# START OF Dataset extract

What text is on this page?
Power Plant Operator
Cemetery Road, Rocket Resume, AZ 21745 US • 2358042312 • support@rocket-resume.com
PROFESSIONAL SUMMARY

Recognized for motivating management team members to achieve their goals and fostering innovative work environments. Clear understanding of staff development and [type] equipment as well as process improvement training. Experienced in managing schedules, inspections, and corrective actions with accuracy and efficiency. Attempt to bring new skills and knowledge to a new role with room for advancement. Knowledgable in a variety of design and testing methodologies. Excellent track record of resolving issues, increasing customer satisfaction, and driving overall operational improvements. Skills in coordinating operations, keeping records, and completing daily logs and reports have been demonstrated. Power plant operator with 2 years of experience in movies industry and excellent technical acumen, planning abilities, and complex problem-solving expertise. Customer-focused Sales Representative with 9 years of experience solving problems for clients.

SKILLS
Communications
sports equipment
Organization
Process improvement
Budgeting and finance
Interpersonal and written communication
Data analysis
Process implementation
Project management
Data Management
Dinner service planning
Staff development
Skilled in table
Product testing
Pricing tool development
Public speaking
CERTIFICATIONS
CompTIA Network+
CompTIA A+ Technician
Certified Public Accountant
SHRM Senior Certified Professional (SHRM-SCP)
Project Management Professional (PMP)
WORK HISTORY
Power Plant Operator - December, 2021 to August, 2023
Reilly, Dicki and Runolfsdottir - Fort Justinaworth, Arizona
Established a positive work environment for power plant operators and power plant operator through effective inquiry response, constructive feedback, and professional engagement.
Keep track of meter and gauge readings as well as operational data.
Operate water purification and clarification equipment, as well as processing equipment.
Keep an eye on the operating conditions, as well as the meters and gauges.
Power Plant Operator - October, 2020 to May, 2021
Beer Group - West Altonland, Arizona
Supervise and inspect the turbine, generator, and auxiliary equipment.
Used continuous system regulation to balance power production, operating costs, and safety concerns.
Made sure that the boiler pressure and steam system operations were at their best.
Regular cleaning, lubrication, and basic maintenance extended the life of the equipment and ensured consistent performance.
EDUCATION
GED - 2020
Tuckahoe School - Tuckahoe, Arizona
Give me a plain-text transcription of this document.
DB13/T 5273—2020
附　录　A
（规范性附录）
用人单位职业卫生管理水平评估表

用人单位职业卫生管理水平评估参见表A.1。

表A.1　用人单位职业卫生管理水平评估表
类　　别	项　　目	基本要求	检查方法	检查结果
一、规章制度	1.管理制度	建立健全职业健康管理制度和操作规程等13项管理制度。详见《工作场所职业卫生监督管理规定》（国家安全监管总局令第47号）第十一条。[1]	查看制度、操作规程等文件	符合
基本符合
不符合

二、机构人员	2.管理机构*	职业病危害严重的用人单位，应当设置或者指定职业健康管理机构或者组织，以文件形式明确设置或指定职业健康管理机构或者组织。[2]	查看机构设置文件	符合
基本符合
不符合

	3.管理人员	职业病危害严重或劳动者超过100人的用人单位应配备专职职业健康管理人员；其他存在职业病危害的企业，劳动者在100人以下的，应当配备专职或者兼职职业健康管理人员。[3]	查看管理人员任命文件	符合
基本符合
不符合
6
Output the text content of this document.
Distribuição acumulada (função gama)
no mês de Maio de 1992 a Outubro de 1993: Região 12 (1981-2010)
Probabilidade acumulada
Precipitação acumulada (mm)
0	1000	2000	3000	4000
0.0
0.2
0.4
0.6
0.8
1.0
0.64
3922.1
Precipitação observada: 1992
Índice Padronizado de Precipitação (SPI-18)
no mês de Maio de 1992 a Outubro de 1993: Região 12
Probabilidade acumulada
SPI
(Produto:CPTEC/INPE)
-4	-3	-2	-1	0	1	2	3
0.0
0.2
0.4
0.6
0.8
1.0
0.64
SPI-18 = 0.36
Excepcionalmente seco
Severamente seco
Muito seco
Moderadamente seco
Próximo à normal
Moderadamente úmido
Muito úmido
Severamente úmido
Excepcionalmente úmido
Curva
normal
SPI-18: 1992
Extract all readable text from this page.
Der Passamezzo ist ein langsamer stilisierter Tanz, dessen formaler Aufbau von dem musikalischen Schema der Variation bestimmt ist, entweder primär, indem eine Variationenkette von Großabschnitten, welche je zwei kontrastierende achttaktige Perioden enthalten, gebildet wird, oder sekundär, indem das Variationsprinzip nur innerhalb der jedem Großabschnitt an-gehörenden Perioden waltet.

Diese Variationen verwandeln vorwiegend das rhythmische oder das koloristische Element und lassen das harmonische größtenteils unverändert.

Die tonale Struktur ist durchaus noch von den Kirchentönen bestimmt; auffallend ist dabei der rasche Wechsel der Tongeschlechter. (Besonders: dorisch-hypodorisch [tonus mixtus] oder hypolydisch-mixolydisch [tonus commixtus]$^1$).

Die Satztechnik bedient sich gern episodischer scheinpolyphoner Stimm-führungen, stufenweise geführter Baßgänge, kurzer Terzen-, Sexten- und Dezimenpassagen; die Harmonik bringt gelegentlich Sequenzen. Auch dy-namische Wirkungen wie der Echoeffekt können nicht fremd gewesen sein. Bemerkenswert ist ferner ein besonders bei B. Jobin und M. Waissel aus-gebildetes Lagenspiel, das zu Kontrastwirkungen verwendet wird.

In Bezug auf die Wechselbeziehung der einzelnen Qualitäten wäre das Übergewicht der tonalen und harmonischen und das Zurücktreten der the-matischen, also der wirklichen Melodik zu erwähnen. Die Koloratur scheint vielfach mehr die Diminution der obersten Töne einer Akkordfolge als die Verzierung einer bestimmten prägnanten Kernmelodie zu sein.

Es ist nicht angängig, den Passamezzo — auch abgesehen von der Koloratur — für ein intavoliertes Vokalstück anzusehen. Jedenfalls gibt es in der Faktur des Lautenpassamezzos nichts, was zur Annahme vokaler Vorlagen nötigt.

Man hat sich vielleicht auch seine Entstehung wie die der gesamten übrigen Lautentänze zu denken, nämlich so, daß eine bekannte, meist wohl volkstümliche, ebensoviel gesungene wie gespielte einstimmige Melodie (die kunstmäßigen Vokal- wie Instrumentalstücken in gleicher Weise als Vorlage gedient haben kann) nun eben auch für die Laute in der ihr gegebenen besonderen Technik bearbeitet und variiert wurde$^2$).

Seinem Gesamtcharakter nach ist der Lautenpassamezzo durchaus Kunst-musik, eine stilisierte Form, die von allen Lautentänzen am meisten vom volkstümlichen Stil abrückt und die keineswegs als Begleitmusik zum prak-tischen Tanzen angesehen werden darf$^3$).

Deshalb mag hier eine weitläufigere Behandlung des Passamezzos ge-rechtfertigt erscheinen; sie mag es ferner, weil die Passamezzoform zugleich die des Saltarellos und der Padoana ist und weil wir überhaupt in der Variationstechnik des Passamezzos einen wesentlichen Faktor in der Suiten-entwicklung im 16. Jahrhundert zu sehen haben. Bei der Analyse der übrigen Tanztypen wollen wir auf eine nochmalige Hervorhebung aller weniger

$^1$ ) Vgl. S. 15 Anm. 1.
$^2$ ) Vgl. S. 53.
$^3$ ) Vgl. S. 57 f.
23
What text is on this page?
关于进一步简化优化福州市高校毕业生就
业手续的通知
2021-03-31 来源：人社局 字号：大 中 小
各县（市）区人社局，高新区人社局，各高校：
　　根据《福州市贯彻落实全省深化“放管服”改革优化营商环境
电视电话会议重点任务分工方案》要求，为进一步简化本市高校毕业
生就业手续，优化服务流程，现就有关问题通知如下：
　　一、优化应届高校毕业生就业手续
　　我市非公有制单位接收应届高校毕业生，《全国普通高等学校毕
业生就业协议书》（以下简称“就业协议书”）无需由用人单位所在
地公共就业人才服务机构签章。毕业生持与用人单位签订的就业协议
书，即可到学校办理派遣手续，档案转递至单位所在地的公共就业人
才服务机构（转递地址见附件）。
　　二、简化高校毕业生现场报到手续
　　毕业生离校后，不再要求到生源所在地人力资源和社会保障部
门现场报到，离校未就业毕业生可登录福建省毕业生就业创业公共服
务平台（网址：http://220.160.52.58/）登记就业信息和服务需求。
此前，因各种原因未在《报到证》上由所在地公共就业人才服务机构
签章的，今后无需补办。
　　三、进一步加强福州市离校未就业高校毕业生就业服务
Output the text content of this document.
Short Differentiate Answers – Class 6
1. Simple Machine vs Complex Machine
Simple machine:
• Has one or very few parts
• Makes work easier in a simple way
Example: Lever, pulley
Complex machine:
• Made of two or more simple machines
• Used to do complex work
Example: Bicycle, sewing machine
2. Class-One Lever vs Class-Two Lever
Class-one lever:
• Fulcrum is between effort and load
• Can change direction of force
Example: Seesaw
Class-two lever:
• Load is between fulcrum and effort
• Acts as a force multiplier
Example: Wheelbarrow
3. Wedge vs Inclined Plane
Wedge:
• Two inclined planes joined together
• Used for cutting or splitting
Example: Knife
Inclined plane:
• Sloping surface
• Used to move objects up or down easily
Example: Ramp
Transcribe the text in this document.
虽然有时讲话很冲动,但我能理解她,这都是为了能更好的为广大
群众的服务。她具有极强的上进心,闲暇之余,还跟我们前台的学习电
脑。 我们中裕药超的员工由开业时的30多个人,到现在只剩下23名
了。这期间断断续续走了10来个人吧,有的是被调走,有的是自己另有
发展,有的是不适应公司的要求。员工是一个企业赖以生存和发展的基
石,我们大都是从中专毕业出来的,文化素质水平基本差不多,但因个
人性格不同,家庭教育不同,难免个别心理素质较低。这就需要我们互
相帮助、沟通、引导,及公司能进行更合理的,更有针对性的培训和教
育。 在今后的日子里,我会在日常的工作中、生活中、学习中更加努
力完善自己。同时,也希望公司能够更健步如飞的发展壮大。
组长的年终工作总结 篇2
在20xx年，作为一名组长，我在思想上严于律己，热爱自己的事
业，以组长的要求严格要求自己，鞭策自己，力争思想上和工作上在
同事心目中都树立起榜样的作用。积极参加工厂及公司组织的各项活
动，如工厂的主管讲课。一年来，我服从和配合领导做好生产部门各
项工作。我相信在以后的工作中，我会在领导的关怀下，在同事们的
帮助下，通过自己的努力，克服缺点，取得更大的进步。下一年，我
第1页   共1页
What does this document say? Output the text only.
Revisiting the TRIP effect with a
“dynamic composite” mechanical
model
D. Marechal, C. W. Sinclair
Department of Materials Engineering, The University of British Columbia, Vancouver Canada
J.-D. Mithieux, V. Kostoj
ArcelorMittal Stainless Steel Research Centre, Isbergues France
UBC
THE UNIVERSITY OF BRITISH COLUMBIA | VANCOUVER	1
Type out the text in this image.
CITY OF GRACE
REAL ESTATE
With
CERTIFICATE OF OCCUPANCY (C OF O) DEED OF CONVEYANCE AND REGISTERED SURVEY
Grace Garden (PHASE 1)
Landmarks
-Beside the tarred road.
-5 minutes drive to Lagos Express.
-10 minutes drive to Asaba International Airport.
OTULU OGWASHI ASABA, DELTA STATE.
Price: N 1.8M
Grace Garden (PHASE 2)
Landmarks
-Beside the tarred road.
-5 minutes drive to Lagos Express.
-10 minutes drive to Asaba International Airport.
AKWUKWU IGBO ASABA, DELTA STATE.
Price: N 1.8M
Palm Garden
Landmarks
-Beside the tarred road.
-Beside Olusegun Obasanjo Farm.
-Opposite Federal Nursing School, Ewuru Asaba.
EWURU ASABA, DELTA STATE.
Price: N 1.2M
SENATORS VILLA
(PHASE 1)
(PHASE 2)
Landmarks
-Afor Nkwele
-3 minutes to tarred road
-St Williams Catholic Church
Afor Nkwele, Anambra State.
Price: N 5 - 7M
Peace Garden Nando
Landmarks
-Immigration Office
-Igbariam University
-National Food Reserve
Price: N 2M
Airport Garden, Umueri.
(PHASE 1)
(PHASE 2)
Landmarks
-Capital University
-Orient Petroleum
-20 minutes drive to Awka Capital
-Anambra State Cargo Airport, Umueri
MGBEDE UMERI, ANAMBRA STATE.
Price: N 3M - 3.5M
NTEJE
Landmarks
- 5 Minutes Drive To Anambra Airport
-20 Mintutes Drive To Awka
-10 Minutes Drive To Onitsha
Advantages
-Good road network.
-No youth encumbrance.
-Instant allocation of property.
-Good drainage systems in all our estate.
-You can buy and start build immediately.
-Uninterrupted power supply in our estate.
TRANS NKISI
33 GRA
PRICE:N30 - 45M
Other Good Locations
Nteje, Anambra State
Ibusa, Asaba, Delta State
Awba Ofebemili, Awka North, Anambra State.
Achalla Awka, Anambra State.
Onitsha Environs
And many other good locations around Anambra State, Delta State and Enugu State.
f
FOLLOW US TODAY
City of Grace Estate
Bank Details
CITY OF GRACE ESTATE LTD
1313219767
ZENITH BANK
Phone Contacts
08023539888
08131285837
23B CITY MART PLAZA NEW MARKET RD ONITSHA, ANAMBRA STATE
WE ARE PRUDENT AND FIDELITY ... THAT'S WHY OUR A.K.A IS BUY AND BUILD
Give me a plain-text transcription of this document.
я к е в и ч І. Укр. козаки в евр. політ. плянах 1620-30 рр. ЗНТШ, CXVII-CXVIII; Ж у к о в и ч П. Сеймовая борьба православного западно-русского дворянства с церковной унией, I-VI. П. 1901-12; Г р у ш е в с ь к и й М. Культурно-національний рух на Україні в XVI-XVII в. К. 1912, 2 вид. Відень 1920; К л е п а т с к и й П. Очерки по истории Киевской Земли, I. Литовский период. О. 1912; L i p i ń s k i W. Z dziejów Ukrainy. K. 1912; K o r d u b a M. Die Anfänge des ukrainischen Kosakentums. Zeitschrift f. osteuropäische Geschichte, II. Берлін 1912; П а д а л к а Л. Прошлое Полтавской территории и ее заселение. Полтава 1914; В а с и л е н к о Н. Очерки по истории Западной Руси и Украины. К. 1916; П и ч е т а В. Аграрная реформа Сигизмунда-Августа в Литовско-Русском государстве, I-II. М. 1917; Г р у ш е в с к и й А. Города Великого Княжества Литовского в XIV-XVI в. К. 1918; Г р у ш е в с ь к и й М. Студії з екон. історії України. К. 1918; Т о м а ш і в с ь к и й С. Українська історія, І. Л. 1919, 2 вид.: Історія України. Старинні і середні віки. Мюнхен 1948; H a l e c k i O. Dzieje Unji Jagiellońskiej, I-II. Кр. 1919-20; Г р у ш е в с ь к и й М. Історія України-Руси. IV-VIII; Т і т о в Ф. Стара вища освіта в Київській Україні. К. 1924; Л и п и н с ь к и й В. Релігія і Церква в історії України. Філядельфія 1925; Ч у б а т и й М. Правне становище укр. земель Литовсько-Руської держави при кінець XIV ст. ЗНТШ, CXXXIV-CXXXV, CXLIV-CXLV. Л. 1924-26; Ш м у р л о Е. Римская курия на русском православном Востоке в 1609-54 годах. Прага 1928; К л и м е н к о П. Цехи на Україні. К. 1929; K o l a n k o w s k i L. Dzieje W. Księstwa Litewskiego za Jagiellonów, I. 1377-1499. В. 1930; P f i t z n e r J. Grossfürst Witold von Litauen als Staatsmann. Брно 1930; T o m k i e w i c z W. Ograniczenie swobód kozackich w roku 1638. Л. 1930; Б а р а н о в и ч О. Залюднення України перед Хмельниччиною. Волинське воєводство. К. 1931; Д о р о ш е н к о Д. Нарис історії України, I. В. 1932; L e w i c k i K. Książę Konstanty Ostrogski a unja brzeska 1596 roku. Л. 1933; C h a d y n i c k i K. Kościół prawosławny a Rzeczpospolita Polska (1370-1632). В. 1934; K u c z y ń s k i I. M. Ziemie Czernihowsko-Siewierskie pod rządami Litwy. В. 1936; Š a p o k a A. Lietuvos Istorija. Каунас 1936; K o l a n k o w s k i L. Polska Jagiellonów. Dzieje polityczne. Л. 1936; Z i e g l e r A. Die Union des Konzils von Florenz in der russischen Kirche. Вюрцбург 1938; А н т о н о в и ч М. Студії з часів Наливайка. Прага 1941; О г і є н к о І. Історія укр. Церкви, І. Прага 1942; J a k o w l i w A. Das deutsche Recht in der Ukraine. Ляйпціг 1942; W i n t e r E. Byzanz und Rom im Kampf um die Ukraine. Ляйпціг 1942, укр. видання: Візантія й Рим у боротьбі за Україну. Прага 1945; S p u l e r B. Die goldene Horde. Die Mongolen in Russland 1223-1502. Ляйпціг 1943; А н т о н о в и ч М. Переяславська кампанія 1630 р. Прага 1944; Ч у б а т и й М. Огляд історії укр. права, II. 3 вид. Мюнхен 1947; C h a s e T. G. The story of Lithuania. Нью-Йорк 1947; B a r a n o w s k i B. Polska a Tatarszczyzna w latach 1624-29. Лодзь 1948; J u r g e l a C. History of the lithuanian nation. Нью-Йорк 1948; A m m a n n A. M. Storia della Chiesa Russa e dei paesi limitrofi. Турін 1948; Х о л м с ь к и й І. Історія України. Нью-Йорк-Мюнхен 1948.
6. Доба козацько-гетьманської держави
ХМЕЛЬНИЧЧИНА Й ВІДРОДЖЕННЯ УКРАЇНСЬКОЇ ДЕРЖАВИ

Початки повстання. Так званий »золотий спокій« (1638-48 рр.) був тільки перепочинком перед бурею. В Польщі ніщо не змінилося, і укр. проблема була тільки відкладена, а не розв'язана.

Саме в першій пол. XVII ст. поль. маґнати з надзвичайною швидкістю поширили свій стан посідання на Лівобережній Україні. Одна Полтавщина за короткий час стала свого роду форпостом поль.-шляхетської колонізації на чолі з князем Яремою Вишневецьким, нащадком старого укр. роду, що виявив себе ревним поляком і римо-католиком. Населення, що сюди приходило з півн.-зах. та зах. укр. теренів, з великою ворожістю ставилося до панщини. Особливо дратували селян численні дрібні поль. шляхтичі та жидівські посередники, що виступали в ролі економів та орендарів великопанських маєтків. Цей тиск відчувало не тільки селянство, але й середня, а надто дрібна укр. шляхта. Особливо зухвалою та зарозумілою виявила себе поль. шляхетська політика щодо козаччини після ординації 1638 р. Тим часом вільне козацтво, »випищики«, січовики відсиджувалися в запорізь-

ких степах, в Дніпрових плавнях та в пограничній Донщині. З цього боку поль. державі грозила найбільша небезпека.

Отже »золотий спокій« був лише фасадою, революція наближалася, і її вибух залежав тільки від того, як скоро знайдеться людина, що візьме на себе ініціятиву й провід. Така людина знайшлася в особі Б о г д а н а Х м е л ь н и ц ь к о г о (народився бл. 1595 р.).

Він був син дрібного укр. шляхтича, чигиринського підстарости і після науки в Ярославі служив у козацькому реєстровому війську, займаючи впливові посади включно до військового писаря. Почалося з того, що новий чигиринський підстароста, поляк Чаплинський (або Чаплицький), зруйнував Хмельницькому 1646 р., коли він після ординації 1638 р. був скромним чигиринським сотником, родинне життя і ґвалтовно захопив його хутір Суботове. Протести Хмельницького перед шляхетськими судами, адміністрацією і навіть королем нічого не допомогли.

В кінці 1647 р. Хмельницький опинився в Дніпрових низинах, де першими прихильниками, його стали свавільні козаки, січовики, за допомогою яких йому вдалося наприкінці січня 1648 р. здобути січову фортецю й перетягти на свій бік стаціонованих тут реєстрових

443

# END OF Dataset extract

Task goal. Look through the data above. Find each line with the string "CompTIA" and copy it.

Response.
CompTIA Network+
CompTIA A+ Technician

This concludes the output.